■ **REQUIREMENT**: From the entries below, pull out each line where "Polityki" appears.

★ ★ ★ ★ ★

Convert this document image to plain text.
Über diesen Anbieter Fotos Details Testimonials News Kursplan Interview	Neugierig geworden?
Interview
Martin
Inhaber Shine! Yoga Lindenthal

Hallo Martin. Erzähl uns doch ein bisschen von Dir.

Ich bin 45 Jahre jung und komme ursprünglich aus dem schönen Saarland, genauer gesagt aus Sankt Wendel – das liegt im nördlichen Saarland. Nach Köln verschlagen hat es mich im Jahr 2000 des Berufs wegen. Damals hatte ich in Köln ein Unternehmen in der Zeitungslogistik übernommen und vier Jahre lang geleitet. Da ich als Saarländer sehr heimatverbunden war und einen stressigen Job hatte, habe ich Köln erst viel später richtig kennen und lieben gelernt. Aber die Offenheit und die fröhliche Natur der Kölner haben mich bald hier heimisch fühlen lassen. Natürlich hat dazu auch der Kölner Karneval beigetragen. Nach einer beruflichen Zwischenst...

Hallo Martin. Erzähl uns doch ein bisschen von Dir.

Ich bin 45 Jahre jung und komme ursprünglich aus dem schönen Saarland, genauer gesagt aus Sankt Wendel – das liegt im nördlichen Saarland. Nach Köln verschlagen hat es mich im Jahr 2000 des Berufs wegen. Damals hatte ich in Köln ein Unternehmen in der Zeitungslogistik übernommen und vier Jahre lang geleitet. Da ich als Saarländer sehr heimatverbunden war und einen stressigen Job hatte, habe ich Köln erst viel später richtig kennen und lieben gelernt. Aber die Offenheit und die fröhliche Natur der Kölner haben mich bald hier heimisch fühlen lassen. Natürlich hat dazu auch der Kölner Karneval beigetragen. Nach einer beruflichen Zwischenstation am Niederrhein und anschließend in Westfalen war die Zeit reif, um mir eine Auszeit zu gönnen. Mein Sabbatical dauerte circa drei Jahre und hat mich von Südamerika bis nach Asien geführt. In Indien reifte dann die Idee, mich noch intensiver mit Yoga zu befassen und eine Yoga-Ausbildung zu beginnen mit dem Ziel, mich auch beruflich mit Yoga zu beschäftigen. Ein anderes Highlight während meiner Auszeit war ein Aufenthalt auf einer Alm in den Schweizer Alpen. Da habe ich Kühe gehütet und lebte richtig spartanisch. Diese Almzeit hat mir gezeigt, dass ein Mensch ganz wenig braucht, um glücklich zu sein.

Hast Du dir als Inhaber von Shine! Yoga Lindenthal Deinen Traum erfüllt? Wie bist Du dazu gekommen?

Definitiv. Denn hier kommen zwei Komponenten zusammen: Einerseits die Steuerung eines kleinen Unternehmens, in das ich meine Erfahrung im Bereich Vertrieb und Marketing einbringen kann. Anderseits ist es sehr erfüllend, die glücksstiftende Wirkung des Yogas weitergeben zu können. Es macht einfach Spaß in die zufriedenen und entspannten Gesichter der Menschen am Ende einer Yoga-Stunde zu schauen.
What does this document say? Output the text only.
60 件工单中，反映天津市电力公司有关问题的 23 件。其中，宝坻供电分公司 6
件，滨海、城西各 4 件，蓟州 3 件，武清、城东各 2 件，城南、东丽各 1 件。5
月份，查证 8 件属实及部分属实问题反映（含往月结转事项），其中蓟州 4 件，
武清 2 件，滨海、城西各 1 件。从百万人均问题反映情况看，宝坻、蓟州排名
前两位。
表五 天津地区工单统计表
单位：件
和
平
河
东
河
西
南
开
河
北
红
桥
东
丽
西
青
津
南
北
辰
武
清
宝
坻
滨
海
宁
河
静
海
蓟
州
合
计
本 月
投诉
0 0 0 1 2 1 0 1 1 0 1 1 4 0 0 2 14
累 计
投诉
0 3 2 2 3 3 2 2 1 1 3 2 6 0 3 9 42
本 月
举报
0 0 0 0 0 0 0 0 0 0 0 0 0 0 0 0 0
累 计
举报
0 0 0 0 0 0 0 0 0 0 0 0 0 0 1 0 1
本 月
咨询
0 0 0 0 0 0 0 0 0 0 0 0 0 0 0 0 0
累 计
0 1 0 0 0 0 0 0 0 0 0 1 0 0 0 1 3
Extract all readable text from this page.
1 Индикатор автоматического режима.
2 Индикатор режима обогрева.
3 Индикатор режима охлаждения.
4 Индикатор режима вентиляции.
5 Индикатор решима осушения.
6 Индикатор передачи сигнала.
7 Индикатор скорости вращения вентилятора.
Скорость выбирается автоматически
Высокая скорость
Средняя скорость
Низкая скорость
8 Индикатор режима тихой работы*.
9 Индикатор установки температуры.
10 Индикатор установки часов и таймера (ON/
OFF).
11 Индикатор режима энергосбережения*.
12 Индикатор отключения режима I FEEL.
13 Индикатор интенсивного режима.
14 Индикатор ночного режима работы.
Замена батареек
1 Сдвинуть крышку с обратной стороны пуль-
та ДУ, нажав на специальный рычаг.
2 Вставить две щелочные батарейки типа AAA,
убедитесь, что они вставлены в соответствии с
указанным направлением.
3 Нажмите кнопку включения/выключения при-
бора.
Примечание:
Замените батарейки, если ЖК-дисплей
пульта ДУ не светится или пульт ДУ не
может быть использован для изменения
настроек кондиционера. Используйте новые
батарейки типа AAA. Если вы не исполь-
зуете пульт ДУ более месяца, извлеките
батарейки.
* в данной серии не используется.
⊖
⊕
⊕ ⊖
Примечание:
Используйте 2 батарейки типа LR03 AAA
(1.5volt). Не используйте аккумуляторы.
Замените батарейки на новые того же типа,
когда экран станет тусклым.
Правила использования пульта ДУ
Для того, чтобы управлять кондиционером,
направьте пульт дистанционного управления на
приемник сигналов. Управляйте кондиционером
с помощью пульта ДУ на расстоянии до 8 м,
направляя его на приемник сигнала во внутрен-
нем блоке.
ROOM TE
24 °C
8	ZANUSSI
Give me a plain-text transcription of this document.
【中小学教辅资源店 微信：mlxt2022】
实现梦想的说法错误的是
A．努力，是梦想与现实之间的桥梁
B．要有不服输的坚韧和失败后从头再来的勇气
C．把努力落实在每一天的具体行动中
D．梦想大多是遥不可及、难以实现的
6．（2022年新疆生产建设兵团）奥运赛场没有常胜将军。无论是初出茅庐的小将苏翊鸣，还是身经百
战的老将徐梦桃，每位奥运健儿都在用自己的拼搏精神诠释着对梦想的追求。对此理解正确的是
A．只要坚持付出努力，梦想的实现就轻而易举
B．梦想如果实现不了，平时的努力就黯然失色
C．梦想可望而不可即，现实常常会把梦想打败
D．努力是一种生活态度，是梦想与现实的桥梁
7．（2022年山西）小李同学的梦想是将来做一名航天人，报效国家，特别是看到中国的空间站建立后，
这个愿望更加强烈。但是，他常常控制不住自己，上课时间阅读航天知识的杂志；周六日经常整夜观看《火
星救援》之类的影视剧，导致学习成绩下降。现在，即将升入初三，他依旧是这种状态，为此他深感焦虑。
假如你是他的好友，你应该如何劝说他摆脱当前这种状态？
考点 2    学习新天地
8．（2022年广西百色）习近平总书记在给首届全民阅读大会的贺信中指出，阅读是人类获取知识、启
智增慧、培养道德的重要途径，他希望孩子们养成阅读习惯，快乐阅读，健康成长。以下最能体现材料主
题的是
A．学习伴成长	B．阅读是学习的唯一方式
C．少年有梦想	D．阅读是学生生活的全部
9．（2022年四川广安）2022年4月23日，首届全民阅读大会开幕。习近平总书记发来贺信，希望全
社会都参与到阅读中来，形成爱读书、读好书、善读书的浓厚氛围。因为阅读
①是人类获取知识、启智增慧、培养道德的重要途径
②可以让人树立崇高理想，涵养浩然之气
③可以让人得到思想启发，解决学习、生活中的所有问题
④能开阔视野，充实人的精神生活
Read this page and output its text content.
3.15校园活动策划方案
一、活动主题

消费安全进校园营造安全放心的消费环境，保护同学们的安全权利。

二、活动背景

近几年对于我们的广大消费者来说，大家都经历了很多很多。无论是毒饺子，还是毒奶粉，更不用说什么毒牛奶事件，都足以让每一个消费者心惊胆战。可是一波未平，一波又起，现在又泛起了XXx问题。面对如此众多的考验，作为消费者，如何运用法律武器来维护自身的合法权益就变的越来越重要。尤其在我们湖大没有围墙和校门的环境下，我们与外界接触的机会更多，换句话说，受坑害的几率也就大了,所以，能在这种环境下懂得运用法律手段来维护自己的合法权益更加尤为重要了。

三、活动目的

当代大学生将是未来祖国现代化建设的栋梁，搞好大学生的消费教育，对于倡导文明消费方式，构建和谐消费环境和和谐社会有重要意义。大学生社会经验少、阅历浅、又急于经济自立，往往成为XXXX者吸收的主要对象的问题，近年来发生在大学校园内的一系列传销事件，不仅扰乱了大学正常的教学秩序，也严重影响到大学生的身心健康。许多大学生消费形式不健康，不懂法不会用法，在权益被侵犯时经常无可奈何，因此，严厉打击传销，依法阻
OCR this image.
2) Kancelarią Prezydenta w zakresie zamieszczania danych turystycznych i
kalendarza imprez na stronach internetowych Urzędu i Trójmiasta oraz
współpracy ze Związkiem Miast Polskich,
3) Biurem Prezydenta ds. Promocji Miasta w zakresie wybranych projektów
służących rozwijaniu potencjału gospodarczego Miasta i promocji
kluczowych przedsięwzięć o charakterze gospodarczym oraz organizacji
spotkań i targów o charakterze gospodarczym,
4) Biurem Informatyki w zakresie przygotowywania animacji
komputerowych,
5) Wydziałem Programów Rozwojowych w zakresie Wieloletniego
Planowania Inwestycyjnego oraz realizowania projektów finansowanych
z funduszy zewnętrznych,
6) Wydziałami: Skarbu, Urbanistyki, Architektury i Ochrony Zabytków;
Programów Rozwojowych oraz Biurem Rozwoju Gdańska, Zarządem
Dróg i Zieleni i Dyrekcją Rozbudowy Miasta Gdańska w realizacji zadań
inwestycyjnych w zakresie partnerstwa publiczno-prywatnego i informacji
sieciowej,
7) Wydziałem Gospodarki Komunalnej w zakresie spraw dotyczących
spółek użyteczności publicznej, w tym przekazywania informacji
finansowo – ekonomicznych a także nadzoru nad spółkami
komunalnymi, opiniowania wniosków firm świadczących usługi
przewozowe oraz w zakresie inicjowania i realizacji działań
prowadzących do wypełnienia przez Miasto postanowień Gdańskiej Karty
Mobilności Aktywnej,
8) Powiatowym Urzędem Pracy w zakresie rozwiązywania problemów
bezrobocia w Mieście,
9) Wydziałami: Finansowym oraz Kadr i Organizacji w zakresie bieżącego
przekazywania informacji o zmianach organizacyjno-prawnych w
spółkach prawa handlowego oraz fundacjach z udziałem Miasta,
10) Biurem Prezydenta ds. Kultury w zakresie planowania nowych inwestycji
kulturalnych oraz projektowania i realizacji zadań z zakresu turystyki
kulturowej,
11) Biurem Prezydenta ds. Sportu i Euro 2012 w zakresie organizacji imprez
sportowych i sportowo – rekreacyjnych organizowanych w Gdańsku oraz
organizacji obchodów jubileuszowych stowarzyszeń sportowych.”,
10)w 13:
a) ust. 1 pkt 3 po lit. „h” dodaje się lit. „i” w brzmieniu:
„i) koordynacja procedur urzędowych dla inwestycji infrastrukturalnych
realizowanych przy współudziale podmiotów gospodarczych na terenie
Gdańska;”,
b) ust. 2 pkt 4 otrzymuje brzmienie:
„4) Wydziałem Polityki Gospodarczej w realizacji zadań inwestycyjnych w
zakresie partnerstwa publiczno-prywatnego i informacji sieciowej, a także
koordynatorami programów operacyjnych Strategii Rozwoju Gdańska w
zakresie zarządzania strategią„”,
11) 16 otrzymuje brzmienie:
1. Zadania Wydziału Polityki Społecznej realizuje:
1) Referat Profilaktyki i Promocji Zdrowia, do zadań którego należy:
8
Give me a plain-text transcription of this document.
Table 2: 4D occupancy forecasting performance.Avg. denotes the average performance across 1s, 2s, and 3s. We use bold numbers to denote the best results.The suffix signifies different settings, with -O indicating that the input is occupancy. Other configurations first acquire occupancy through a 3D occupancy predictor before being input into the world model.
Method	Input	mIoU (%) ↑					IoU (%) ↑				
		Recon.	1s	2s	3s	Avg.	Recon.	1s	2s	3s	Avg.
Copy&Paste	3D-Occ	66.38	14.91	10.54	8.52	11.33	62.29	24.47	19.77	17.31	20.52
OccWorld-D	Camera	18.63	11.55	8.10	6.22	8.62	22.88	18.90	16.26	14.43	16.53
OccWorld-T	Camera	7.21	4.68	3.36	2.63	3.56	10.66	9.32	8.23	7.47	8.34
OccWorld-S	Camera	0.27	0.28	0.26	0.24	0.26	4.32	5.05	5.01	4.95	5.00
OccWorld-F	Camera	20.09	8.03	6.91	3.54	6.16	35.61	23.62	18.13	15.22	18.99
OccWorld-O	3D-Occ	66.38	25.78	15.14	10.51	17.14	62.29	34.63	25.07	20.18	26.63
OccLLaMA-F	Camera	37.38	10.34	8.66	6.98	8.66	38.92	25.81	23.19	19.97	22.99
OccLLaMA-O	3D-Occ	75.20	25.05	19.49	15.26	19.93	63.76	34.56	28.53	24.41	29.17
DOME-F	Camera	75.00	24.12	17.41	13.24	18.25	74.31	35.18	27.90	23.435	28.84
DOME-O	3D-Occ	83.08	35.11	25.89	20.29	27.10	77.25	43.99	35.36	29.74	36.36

★ ★ ★ ★ ★

■ **RESULT OF THIS TASK**:
„4) Wydziałem Polityki Gospodarczej w realizacji zadań inwestycyjnych w
1. Zadania Wydziału Polityki Społecznej realizuje:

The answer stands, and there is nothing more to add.